Your answer should be a single number: the count of lines holding the word "OMPS".

+++ PROVIDED RECORDS

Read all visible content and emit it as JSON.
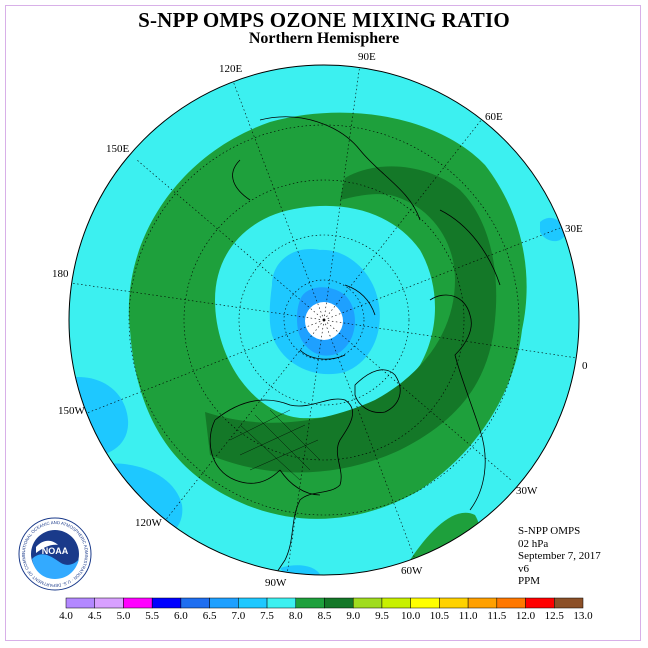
{
  "title": "S-NPP OMPS OZONE MIXING RATIO",
  "subtitle": "Northern Hemisphere",
  "longitude_labels": {
    "e90": "90E",
    "e120": "120E",
    "e60": "60E",
    "e150": "150E",
    "e30": "30E",
    "l180": "180",
    "l0": "0",
    "w150": "150W",
    "w30": "30W",
    "w120": "120W",
    "w60": "60W",
    "w90": "90W"
  },
  "info": {
    "instrument": "S-NPP OMPS",
    "level": "02 hPa",
    "date": "September 7, 2017",
    "version": "v6",
    "units": "PPM"
  },
  "logo_text": "NOAA",
  "logo_ring_text": "NATIONAL OCEANIC AND ATMOSPHERIC ADMINISTRATION · U.S. DEPARTMENT OF COMMERCE",
  "colorbar": {
    "ticks": [
      "4.0",
      "4.5",
      "5.0",
      "5.5",
      "6.0",
      "6.5",
      "7.0",
      "7.5",
      "8.0",
      "8.5",
      "9.0",
      "9.5",
      "10.0",
      "10.5",
      "11.0",
      "11.5",
      "12.0",
      "12.5",
      "13.0"
    ],
    "colors": [
      "#b388ff",
      "#d8a0ff",
      "#ff00ff",
      "#0000ff",
      "#1e6ef0",
      "#1ea0ff",
      "#1ec8ff",
      "#3cf0f0",
      "#1ea03c",
      "#147828",
      "#a0dc1e",
      "#c8f000",
      "#ffff00",
      "#ffd200",
      "#ffa000",
      "#ff7800",
      "#ff0000",
      "#8c5028"
    ]
  },
  "map_legend": {
    "ozone_level_colors": {
      "v6_5": "#1ea0ff",
      "v7_0": "#1ec8ff",
      "v7_5": "#3cf0f0",
      "v8_0": "#1ea03c",
      "v8_5": "#147828"
    },
    "pole_fill": "#ffffff"
  }
}
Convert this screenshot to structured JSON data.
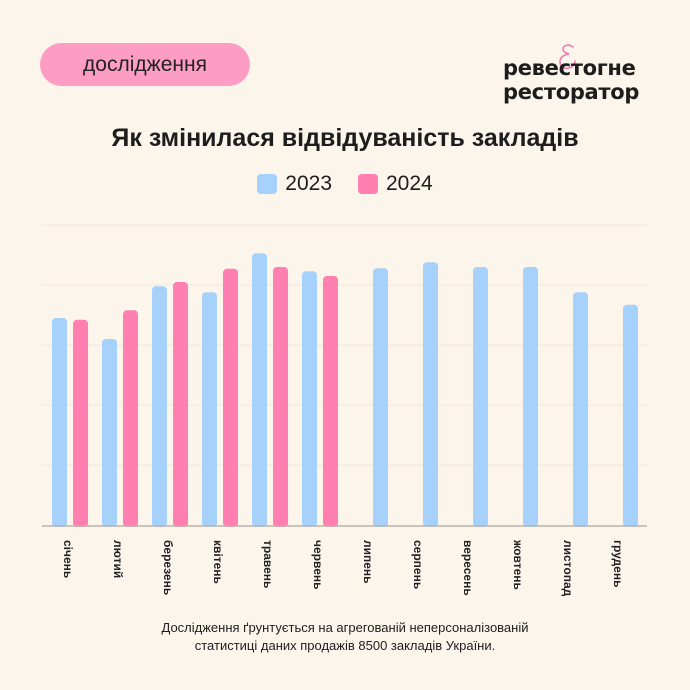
{
  "header": {
    "badge": "дослідження",
    "logo_line1": "ревестогне",
    "logo_line2": "ресторатор",
    "logo_symbol": "&"
  },
  "chart_data": {
    "type": "bar",
    "title": "Як змінилася відвідуваність закладів",
    "categories": [
      "січень",
      "лютий",
      "березень",
      "квітень",
      "травень",
      "червень",
      "липень",
      "серпень",
      "вересень",
      "жовтень",
      "листопад",
      "грудень"
    ],
    "series": [
      {
        "name": "2023",
        "color": "#a6d1fa",
        "values": [
          3.45,
          3.1,
          3.98,
          3.88,
          4.53,
          4.23,
          4.28,
          4.38,
          4.3,
          4.3,
          3.88,
          3.67
        ]
      },
      {
        "name": "2024",
        "color": "#ff7fb0",
        "values": [
          3.42,
          3.58,
          4.05,
          4.27,
          4.3,
          4.15,
          null,
          null,
          null,
          null,
          null,
          null
        ]
      }
    ],
    "ylim": [
      0,
      5
    ],
    "y_tick_labels_shown": false,
    "grid": true,
    "legend": "top-center"
  },
  "footer": {
    "line1": "Дослідження ґрунтується на агрегованій неперсоналізованій",
    "line2": "статистиці даних продажів 8500 закладів України."
  }
}
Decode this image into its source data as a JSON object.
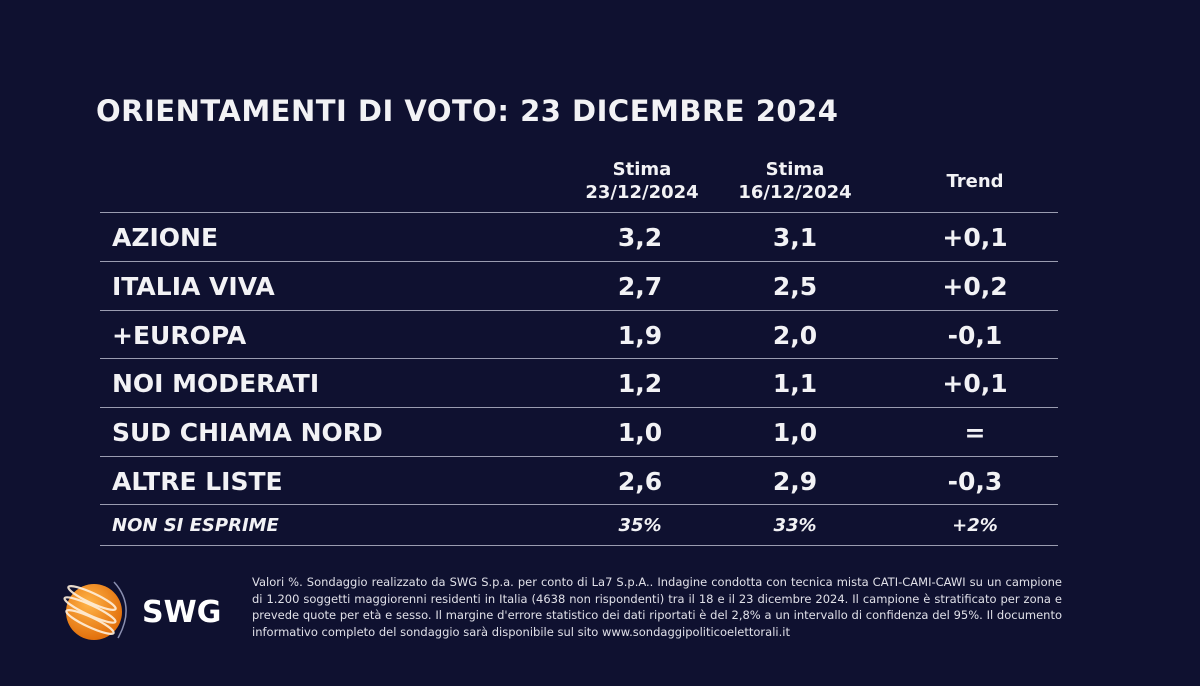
{
  "title": "ORIENTAMENTI DI VOTO: 23 DICEMBRE 2024",
  "columns": [
    {
      "line1": "Stima",
      "line2": "23/12/2024"
    },
    {
      "line1": "Stima",
      "line2": "16/12/2024"
    },
    {
      "line1": "Trend",
      "line2": ""
    }
  ],
  "rows": [
    {
      "party": "AZIONE",
      "current": "3,2",
      "previous": "3,1",
      "trend": "+0,1"
    },
    {
      "party": "ITALIA VIVA",
      "current": "2,7",
      "previous": "2,5",
      "trend": "+0,2"
    },
    {
      "party": "+EUROPA",
      "current": "1,9",
      "previous": "2,0",
      "trend": "-0,1"
    },
    {
      "party": "NOI MODERATI",
      "current": "1,2",
      "previous": "1,1",
      "trend": "+0,1"
    },
    {
      "party": "SUD CHIAMA NORD",
      "current": "1,0",
      "previous": "1,0",
      "trend": "="
    },
    {
      "party": "ALTRE LISTE",
      "current": "2,6",
      "previous": "2,9",
      "trend": "-0,3"
    },
    {
      "party": "NON SI ESPRIME",
      "current": "35%",
      "previous": "33%",
      "trend": "+2%"
    }
  ],
  "logo": {
    "text": "SWG",
    "colors": {
      "globe": "#f28a1a",
      "background": "#0f1130"
    }
  },
  "footnote": "Valori %. Sondaggio realizzato da SWG S.p.a. per conto di La7 S.p.A.. Indagine condotta con tecnica mista CATI-CAMI-CAWI su un campione di 1.200 soggetti maggiorenni residenti in Italia (4638 non rispondenti) tra il 18 e il 23 dicembre 2024. Il campione è stratificato per zona e prevede quote per età e sesso. Il margine d'errore statistico dei dati riportati è del 2,8% a un intervallo di confidenza del 95%. Il documento informativo completo del sondaggio sarà disponibile sul sito www.sondaggipoliticoelettorali.it"
}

++++++

# [COMPLETE OUTPUT]
2